[BEGIN Data shown]
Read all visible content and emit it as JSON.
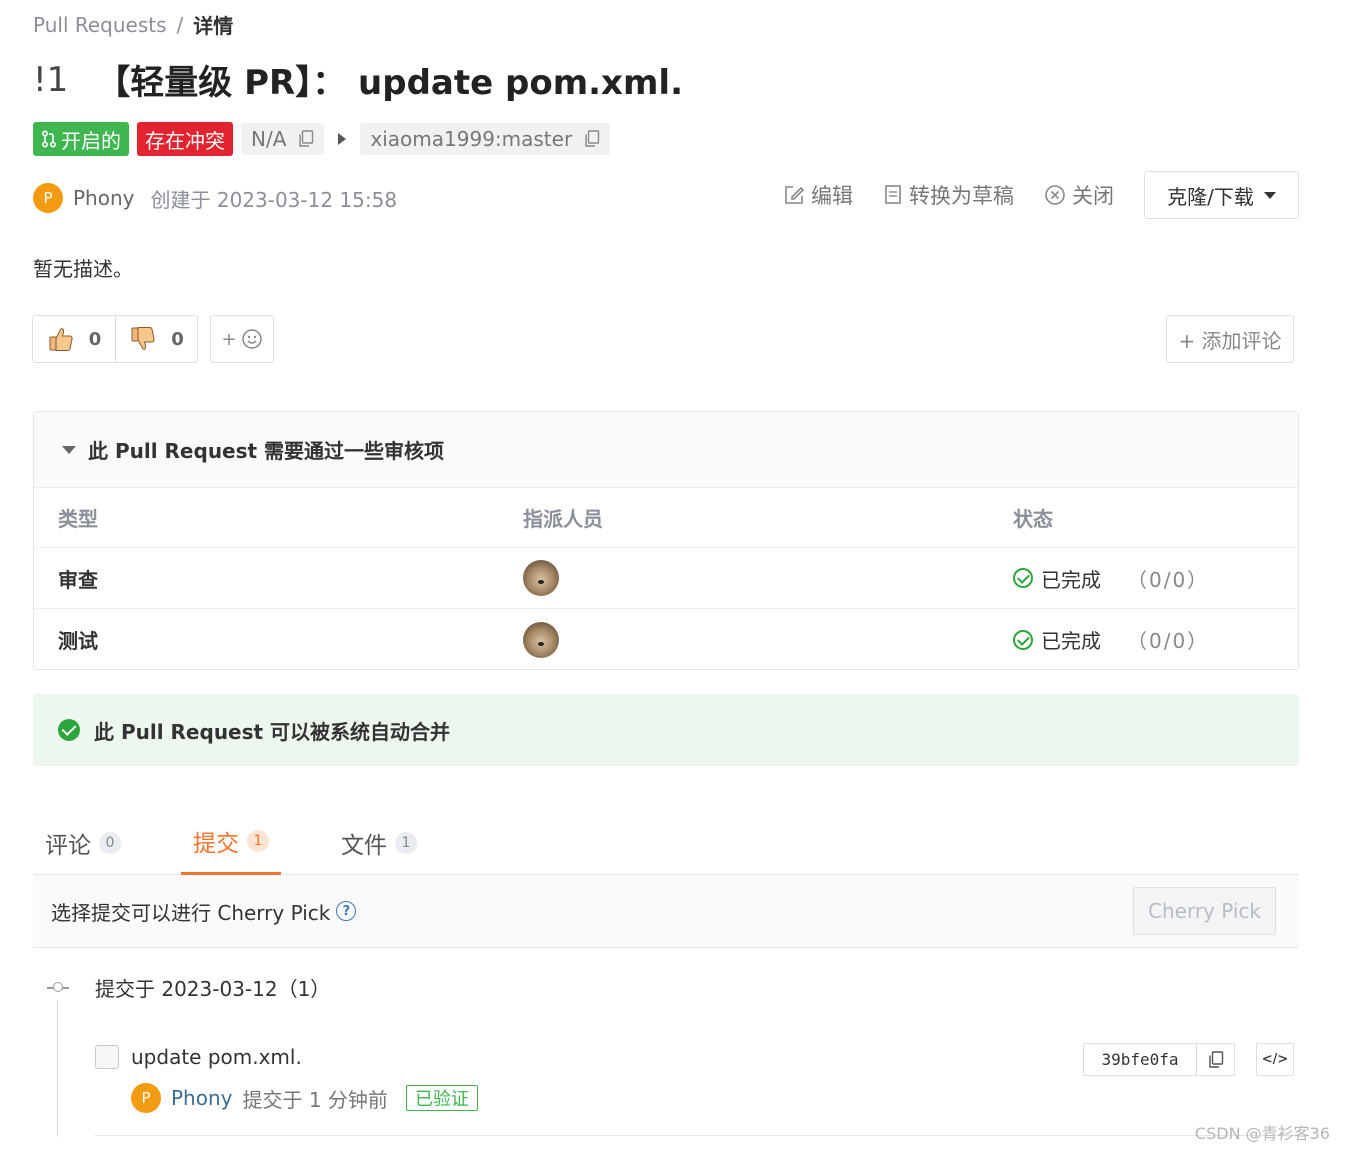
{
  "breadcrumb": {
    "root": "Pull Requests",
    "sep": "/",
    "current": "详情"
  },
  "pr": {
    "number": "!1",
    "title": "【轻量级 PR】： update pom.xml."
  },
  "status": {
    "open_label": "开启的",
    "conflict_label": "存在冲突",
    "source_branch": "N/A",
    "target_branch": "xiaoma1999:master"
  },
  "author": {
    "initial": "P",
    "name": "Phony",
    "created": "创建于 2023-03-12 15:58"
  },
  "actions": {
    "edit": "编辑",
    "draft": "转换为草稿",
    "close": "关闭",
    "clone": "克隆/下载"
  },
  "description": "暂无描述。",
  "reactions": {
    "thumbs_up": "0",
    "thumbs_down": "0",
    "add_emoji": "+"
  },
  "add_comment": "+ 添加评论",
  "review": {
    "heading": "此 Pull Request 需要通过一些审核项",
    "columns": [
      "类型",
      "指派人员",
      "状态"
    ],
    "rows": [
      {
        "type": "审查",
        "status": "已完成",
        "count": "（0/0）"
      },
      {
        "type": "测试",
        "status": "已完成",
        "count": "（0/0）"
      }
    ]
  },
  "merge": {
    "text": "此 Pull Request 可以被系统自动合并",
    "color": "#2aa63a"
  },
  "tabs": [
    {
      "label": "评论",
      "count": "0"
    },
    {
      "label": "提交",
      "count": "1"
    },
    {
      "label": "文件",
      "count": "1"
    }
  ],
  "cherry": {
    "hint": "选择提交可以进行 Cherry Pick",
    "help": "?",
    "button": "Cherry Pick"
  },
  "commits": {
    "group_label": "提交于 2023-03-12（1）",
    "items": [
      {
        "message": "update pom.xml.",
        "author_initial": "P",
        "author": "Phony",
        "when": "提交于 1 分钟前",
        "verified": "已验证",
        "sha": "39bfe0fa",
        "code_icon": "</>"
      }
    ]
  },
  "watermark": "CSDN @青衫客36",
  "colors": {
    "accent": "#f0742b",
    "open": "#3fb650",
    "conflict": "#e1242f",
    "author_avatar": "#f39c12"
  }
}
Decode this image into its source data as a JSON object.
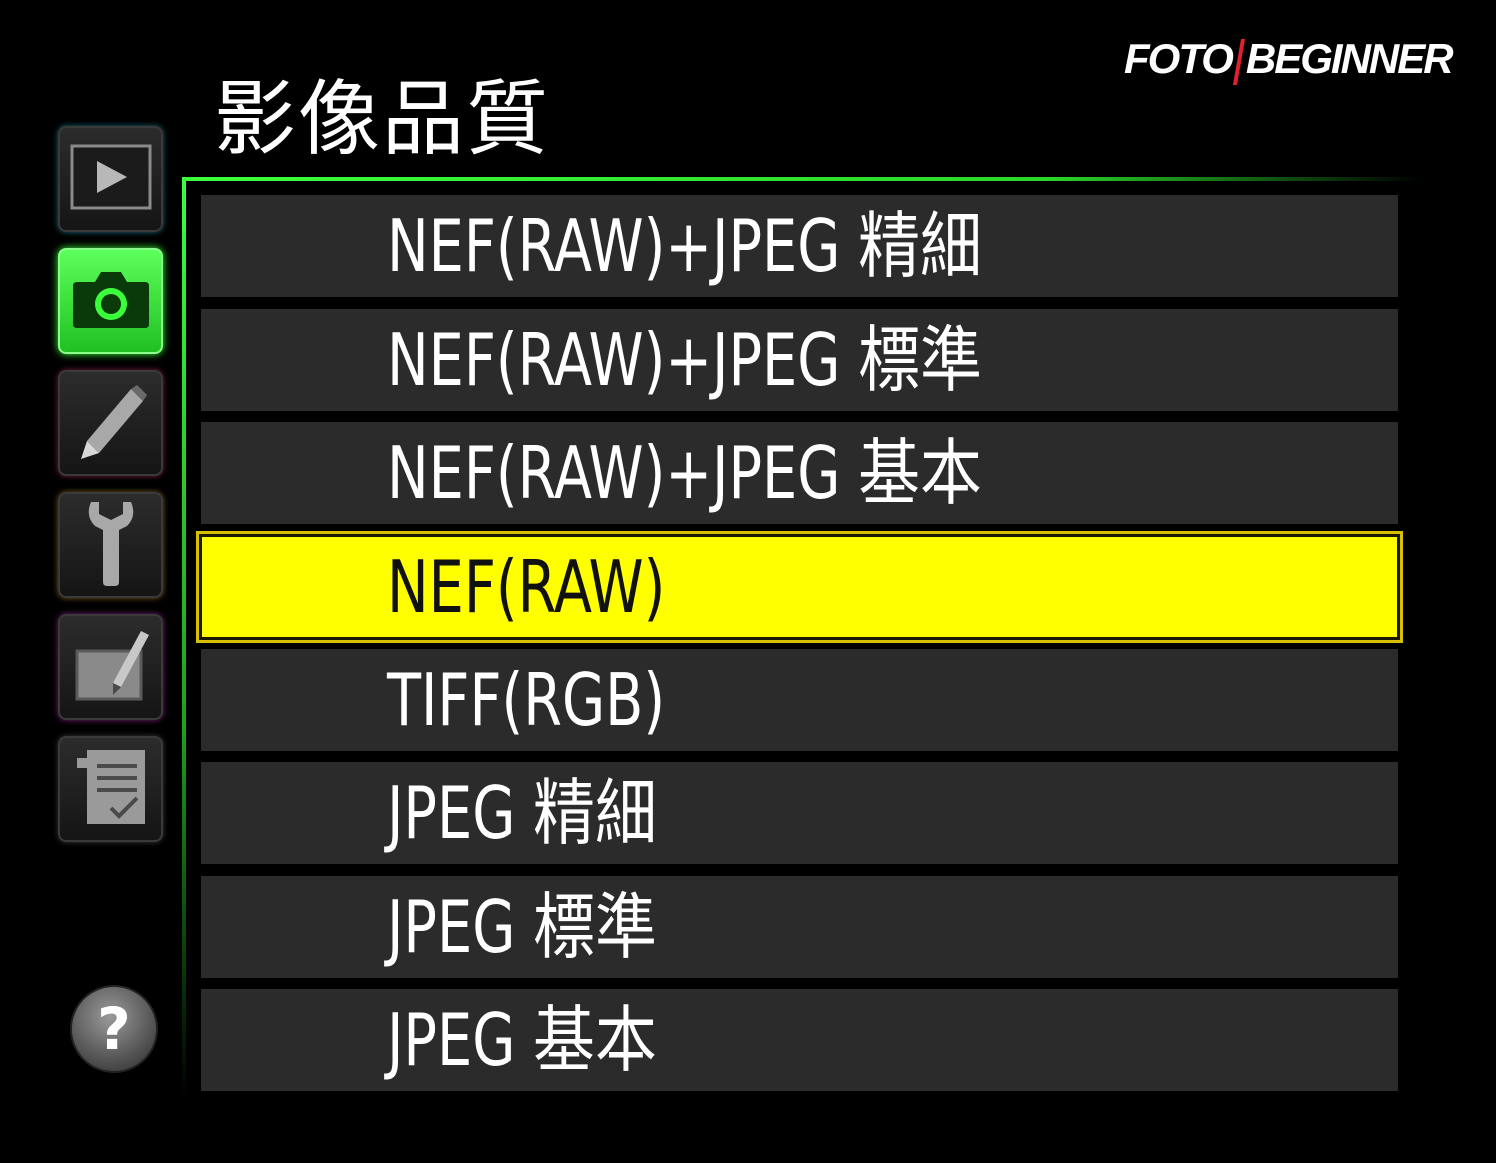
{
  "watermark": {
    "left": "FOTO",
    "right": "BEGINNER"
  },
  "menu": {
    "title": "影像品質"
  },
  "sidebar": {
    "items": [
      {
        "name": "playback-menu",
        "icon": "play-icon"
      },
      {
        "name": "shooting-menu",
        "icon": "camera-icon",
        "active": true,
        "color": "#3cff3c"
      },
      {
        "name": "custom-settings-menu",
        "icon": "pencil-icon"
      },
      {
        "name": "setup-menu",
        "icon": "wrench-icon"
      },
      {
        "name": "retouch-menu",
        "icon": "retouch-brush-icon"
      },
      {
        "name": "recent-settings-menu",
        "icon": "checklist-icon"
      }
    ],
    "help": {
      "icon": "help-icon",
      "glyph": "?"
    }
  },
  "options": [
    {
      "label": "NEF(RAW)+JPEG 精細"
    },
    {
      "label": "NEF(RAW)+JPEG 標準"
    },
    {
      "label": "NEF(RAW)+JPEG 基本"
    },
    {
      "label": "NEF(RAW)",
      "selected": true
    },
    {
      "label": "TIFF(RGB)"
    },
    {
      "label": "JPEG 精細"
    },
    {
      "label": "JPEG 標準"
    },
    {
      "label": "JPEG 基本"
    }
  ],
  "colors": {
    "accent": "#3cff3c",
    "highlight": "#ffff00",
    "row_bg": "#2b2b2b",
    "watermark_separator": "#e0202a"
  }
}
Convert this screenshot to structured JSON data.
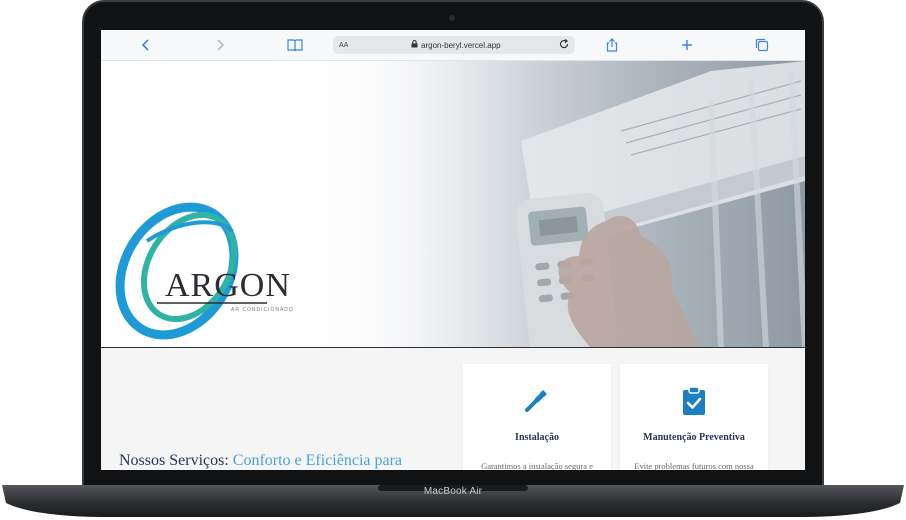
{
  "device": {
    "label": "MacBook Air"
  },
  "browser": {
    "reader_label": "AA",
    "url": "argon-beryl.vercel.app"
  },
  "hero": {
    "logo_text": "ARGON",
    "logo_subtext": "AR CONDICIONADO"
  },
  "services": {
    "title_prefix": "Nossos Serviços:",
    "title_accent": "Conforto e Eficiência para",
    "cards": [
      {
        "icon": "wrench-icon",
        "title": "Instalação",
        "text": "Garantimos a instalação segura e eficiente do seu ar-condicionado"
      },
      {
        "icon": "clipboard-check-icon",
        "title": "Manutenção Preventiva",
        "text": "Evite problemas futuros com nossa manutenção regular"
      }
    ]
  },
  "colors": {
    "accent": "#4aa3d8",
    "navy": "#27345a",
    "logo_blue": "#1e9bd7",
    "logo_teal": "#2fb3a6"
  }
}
[END Data shown]
Omit every picture, and otherwise quote the entries exactly.

Read all visible content and emit it as JSON.
{
  "breadcrumb": {
    "root": "Pull Requests",
    "sep": "/",
    "current": "详情"
  },
  "pr": {
    "number": "!1",
    "title": "【轻量级 PR】： update pom.xml."
  },
  "status": {
    "open_label": "开启的",
    "conflict_label": "存在冲突",
    "source_branch": "N/A",
    "target_branch": "xiaoma1999:master"
  },
  "author": {
    "initial": "P",
    "name": "Phony",
    "created": "创建于 2023-03-12 15:58"
  },
  "actions": {
    "edit": "编辑",
    "draft": "转换为草稿",
    "close": "关闭",
    "clone": "克隆/下载"
  },
  "description": "暂无描述。",
  "reactions": {
    "thumbs_up": "0",
    "thumbs_down": "0",
    "add_emoji": "+"
  },
  "add_comment": "+ 添加评论",
  "review": {
    "heading": "此 Pull Request 需要通过一些审核项",
    "columns": [
      "类型",
      "指派人员",
      "状态"
    ],
    "rows": [
      {
        "type": "审查",
        "status": "已完成",
        "count": "（0/0）"
      },
      {
        "type": "测试",
        "status": "已完成",
        "count": "（0/0）"
      }
    ]
  },
  "merge": {
    "text": "此 Pull Request 可以被系统自动合并",
    "color": "#2aa63a"
  },
  "tabs": [
    {
      "label": "评论",
      "count": "0"
    },
    {
      "label": "提交",
      "count": "1"
    },
    {
      "label": "文件",
      "count": "1"
    }
  ],
  "cherry": {
    "hint": "选择提交可以进行 Cherry Pick",
    "help": "?",
    "button": "Cherry Pick"
  },
  "commits": {
    "group_label": "提交于 2023-03-12（1）",
    "items": [
      {
        "message": "update pom.xml.",
        "author_initial": "P",
        "author": "Phony",
        "when": "提交于 1 分钟前",
        "verified": "已验证",
        "sha": "39bfe0fa",
        "code_icon": "</>"
      }
    ]
  },
  "watermark": "CSDN @青衫客36",
  "colors": {
    "accent": "#f0742b",
    "open": "#3fb650",
    "conflict": "#e1242f",
    "author_avatar": "#f39c12"
  }
}
Decode this image into its source data as a JSON object.
{
  "watermark": {
    "left": "FOTO",
    "right": "BEGINNER"
  },
  "menu": {
    "title": "影像品質"
  },
  "sidebar": {
    "items": [
      {
        "name": "playback-menu",
        "icon": "play-icon"
      },
      {
        "name": "shooting-menu",
        "icon": "camera-icon",
        "active": true,
        "color": "#3cff3c"
      },
      {
        "name": "custom-settings-menu",
        "icon": "pencil-icon"
      },
      {
        "name": "setup-menu",
        "icon": "wrench-icon"
      },
      {
        "name": "retouch-menu",
        "icon": "retouch-brush-icon"
      },
      {
        "name": "recent-settings-menu",
        "icon": "checklist-icon"
      }
    ],
    "help": {
      "icon": "help-icon",
      "glyph": "?"
    }
  },
  "options": [
    {
      "label": "NEF(RAW)+JPEG 精細"
    },
    {
      "label": "NEF(RAW)+JPEG 標準"
    },
    {
      "label": "NEF(RAW)+JPEG 基本"
    },
    {
      "label": "NEF(RAW)",
      "selected": true
    },
    {
      "label": "TIFF(RGB)"
    },
    {
      "label": "JPEG 精細"
    },
    {
      "label": "JPEG 標準"
    },
    {
      "label": "JPEG 基本"
    }
  ],
  "colors": {
    "accent": "#3cff3c",
    "highlight": "#ffff00",
    "row_bg": "#2b2b2b",
    "watermark_separator": "#e0202a"
  }
}
Convert this screenshot to structured JSON data.
{
  "device": {
    "label": "MacBook Air"
  },
  "browser": {
    "reader_label": "AA",
    "url": "argon-beryl.vercel.app"
  },
  "hero": {
    "logo_text": "ARGON",
    "logo_subtext": "AR CONDICIONADO"
  },
  "services": {
    "title_prefix": "Nossos Serviços:",
    "title_accent": "Conforto e Eficiência para",
    "cards": [
      {
        "icon": "wrench-icon",
        "title": "Instalação",
        "text": "Garantimos a instalação segura e eficiente do seu ar-condicionado"
      },
      {
        "icon": "clipboard-check-icon",
        "title": "Manutenção Preventiva",
        "text": "Evite problemas futuros com nossa manutenção regular"
      }
    ]
  },
  "colors": {
    "accent": "#4aa3d8",
    "navy": "#27345a",
    "logo_blue": "#1e9bd7",
    "logo_teal": "#2fb3a6"
  }
}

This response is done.